- [Work instructions] From the line with "Give me the" to the final line of the records, reproduce every line exactly and only those lines.

Raw records
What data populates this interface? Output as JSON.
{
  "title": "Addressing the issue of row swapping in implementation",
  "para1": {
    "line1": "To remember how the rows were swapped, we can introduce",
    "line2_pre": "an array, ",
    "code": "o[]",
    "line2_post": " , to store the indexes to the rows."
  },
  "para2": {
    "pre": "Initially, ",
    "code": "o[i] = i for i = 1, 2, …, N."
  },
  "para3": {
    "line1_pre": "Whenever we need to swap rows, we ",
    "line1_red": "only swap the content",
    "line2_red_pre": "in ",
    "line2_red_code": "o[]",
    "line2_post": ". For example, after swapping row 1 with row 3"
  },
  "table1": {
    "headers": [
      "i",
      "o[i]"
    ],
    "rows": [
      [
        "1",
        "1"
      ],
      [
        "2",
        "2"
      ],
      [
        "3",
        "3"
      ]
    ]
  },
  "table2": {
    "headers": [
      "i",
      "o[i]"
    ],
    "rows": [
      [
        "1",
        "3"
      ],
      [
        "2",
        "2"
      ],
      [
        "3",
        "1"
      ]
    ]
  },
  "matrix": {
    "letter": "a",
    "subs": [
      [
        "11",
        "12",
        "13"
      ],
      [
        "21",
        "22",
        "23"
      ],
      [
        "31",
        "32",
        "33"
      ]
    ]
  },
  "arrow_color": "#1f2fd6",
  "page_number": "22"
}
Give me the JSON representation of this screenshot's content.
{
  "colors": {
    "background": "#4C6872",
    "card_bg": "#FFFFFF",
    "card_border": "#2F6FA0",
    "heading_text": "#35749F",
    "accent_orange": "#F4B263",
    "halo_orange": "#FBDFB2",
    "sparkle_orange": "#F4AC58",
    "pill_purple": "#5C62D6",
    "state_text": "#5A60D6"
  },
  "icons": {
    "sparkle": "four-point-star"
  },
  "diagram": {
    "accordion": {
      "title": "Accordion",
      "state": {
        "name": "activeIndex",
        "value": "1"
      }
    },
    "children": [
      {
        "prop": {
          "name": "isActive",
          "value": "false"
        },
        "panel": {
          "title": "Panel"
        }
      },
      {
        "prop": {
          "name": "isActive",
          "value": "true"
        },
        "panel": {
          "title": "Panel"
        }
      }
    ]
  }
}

- [Task answer]
Give me the JSON representation of this screenshot's content.
{
  "colors": {
    "background": "#4C6872",
    "card_bg": "#FFFFFF",
    "card_border": "#2F6FA0",
    "heading_text": "#35749F",
    "accent_orange": "#F4B263",
    "halo_orange": "#FBDFB2",
    "sparkle_orange": "#F4AC58",
    "pill_purple": "#5C62D6",
    "state_text": "#5A60D6"
  },
  "icons": {
    "sparkle": "four-point-star"
  },
  "diagram": {
    "accordion": {
      "title": "Accordion",
      "state": {
        "name": "activeIndex",
        "value": "1"
      }
    },
    "children": [
      {
        "prop": {
          "name": "isActive",
          "value": "false"
        },
        "panel": {
          "title": "Panel"
        }
      },
      {
        "prop": {
          "name": "isActive",
          "value": "true"
        },
        "panel": {
          "title": "Panel"
        }
      }
    ]
  }
}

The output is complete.